Dessa forma, para lidar com a governança dos recursos naturais em um mundo globalizado, é importante que diferentes subgrupos interajam por meio de relações- ponte (bridging ties). A existência de relações-ponte entre grupos sociais heterogêneos facilitam o acesso dos atores a novas informações e fontes de recursos, trazem maior diversidade de perspectivas, promovem a confiança entre atores previamente desconectados e, portanto, facilitam a ação coletiva em níveis mais amplos e a criação de soluções inovadoras para os problemas percebidos (Bodin and Crona 2009).

* _DESCRIÇÃO DO EXERCÍCIO_
Escreva a continuação do trecho sobre relações-ponte na governança de recursos naturais, começando depois da última frase apresentada. Os dados não têm nenhum papel neste exercício.

* _DADOS FORNECIDOS_
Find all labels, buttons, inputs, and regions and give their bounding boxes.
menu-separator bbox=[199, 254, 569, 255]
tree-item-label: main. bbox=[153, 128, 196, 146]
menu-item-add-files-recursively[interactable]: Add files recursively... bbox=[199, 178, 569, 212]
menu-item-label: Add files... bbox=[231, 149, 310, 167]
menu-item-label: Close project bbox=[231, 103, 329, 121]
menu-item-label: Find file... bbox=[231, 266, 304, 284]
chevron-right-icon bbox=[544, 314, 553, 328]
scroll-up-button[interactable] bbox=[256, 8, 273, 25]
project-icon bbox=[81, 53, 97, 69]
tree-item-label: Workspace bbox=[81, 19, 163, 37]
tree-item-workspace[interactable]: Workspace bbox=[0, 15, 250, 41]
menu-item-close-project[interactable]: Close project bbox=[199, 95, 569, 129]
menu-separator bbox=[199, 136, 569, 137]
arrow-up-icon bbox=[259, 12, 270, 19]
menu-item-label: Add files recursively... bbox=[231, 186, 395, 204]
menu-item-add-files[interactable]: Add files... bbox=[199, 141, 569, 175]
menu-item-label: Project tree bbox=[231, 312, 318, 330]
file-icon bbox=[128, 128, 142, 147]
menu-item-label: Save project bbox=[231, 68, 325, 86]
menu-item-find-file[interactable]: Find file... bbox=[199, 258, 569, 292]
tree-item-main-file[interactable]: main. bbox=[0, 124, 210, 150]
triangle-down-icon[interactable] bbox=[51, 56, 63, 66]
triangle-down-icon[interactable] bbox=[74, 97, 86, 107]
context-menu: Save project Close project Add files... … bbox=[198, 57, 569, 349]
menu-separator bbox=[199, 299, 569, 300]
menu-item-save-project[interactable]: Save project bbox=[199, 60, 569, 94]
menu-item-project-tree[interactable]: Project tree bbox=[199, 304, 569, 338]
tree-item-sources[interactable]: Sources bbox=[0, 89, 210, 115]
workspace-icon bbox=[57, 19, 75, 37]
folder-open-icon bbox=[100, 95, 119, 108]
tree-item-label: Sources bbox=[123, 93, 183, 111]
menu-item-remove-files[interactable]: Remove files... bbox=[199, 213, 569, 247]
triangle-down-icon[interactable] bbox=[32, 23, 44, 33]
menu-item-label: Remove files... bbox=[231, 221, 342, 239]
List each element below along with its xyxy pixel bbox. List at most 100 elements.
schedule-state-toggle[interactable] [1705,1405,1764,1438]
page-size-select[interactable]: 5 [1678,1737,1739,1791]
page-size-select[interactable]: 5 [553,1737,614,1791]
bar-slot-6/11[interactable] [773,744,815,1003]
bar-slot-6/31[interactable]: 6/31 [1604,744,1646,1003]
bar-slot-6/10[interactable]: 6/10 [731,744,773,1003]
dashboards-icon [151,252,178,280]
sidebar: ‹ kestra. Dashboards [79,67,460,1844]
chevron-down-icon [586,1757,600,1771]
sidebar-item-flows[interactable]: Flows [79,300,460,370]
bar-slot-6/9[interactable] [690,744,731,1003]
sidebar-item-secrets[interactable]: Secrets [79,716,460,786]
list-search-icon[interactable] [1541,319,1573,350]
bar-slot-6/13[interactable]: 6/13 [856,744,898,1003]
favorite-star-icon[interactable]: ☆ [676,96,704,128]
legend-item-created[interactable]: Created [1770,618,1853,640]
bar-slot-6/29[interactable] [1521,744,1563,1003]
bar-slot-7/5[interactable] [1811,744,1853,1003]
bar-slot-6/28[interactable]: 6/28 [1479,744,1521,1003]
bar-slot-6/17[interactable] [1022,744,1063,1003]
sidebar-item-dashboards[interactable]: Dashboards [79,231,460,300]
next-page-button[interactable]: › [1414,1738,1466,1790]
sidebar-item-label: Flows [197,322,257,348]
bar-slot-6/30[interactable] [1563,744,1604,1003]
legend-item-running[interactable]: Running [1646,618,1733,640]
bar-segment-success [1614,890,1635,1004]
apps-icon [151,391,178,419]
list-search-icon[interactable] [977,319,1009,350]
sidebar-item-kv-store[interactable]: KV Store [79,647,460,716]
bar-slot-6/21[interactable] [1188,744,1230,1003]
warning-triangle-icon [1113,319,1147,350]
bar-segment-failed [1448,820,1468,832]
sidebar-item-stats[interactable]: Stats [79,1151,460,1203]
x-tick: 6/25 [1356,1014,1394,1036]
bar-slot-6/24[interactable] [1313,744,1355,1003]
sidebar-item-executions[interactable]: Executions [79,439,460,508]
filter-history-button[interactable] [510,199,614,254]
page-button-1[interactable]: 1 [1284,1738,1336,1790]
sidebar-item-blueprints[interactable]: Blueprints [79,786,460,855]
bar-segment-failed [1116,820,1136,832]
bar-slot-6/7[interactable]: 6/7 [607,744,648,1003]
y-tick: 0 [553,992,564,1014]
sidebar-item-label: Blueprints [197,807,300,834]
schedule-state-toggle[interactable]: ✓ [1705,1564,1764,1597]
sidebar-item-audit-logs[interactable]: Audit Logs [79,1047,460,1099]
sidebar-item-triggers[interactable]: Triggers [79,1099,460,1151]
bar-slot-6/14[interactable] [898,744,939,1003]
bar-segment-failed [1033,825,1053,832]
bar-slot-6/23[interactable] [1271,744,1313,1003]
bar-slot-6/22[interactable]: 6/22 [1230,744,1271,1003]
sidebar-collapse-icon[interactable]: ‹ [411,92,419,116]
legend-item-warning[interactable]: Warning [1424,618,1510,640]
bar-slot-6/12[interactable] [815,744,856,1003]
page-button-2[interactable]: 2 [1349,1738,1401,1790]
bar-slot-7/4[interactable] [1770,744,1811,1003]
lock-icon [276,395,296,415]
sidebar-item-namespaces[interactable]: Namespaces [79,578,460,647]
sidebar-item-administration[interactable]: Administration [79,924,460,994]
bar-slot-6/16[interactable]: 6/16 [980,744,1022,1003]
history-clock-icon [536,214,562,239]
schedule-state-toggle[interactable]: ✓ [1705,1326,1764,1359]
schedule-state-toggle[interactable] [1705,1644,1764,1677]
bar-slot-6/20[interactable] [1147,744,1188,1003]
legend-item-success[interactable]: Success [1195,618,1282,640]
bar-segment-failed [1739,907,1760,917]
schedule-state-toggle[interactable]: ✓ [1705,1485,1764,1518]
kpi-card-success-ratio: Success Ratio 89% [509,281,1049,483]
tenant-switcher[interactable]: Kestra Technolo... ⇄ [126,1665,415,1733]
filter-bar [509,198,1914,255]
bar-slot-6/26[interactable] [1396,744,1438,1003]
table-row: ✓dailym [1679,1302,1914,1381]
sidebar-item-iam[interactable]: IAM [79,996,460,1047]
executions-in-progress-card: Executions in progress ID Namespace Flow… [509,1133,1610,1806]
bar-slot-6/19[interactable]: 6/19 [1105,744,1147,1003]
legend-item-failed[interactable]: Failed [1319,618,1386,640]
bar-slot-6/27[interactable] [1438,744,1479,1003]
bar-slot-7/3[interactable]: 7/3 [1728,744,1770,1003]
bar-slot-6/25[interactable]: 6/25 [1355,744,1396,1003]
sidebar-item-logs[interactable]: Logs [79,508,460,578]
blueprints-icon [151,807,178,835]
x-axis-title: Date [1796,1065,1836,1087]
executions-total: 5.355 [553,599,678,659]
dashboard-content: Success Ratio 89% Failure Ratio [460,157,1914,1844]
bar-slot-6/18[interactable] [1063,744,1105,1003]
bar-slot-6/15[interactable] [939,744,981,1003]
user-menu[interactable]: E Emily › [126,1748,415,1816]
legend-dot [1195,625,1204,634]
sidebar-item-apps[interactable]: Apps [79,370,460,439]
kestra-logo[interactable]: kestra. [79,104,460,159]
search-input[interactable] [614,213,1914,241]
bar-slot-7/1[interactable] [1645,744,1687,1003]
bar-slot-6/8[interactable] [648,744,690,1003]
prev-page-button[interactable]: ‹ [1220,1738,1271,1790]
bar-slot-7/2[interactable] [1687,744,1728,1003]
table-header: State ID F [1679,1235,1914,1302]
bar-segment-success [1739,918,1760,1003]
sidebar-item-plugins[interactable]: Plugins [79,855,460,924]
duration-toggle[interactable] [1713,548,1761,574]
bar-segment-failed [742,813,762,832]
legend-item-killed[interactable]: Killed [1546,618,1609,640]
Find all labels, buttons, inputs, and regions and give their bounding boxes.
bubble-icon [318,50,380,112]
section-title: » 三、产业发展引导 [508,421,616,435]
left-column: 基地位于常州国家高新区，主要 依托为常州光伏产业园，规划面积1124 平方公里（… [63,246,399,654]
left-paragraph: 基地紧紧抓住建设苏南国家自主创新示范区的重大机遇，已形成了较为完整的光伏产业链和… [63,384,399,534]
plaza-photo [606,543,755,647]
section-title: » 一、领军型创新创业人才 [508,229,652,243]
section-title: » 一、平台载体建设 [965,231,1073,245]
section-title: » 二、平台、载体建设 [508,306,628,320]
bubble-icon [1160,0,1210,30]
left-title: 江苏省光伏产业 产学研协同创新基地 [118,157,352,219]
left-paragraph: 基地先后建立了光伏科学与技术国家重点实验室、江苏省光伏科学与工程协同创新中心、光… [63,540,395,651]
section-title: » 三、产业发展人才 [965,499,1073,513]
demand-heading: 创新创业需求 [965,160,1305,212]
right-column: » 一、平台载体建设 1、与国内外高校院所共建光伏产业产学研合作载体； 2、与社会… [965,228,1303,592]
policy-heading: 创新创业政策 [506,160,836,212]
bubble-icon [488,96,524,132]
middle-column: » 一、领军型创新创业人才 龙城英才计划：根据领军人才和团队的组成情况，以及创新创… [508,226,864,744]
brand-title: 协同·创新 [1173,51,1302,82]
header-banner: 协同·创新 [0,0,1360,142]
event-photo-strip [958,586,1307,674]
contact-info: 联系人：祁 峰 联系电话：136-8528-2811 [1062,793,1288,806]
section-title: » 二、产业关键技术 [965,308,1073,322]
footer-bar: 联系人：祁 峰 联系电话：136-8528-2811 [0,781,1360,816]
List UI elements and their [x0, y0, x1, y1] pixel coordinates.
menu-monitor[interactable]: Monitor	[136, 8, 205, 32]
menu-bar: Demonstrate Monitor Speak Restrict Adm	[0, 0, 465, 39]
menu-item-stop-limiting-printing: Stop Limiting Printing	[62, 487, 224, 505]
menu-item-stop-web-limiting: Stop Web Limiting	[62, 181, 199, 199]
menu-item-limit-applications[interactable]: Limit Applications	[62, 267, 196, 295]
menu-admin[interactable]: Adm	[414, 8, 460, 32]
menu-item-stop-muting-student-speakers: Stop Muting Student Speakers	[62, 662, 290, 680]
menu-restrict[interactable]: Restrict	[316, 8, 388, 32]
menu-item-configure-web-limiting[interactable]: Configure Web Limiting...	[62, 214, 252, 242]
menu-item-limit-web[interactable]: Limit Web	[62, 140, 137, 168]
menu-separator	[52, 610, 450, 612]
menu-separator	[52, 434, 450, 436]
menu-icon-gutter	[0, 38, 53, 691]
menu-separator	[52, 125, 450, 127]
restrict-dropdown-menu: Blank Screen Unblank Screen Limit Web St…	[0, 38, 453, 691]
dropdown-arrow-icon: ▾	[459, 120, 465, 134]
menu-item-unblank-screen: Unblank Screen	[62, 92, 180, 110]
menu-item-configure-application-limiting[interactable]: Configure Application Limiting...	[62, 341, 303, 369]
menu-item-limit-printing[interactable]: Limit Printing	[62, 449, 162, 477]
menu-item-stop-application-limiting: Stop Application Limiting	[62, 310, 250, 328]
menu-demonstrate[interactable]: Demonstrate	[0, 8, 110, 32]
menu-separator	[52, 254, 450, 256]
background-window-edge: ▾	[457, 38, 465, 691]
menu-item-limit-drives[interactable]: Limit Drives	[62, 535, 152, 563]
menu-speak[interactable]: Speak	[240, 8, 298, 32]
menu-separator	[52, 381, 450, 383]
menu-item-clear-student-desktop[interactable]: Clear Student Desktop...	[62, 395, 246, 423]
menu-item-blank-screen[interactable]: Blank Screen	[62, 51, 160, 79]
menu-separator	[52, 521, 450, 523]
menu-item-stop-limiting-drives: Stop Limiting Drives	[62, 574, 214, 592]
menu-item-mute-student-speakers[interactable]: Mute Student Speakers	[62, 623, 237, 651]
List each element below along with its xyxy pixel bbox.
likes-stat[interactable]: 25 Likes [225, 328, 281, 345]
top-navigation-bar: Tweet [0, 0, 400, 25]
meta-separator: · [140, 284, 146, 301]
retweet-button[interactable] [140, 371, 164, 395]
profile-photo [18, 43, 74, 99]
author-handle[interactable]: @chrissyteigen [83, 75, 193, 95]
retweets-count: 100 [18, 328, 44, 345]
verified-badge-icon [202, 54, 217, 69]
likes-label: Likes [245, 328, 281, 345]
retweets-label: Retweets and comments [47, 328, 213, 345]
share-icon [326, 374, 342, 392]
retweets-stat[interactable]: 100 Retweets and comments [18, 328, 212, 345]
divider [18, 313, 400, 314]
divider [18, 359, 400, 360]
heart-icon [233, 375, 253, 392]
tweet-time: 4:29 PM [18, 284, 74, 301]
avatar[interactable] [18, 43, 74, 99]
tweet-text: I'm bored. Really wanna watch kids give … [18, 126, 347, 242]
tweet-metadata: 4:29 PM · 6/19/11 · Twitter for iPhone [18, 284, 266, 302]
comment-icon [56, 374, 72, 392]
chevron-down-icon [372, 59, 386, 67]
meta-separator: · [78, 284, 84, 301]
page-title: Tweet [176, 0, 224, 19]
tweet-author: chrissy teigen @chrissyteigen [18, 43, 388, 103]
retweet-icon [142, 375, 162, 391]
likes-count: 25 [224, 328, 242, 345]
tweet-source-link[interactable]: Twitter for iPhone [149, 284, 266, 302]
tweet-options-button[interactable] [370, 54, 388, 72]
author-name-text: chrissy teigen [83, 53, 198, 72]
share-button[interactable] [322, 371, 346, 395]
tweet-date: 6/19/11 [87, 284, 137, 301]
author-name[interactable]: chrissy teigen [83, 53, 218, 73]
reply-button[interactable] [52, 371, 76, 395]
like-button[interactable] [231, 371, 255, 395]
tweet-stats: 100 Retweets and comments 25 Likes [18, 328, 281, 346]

* _RESPOSTA DO EXERCÍCIO_
Um exemplo disso é dado por Brondizio et al. (2009) ao analisarem o caso do Parque Indígena do Xingu. Nesse parque, os índios conseguiram se organizar para preservar os recursos dentro de suas fronteiras. No entanto, a devastação das terras em torno do parque (provocada, principalmente, pelo aumento no preço das commodities) tem levado à poluição das águas que correm para dentro do parque. Esse é um exemplo de como práticas e soluções desenvolvidas pelas comunidades locais podem não ser suficientes para lidar com a crise ambiental, se não houver relações de troca de informações e de colaboração com atores atuantes em outros níveis institucionais.

Dessa forma, esta pesquisa buscou investigar tanto as relações de ligação estabelecidas entre as ecovilas brasileiras (Capítulo 3) – e que contribuem para a consolidação de um nicho que desenvolve normas, conhecimentos e práticas sociais compartilhados – como as relações-ponte com outras categorias de atores (Capítulo 4) – e que possibilitam o acesso a novas fontes de informações e recursos, bem

como a difusão das práticas desenvolvidas pelo nicho para outros setores da sociedade.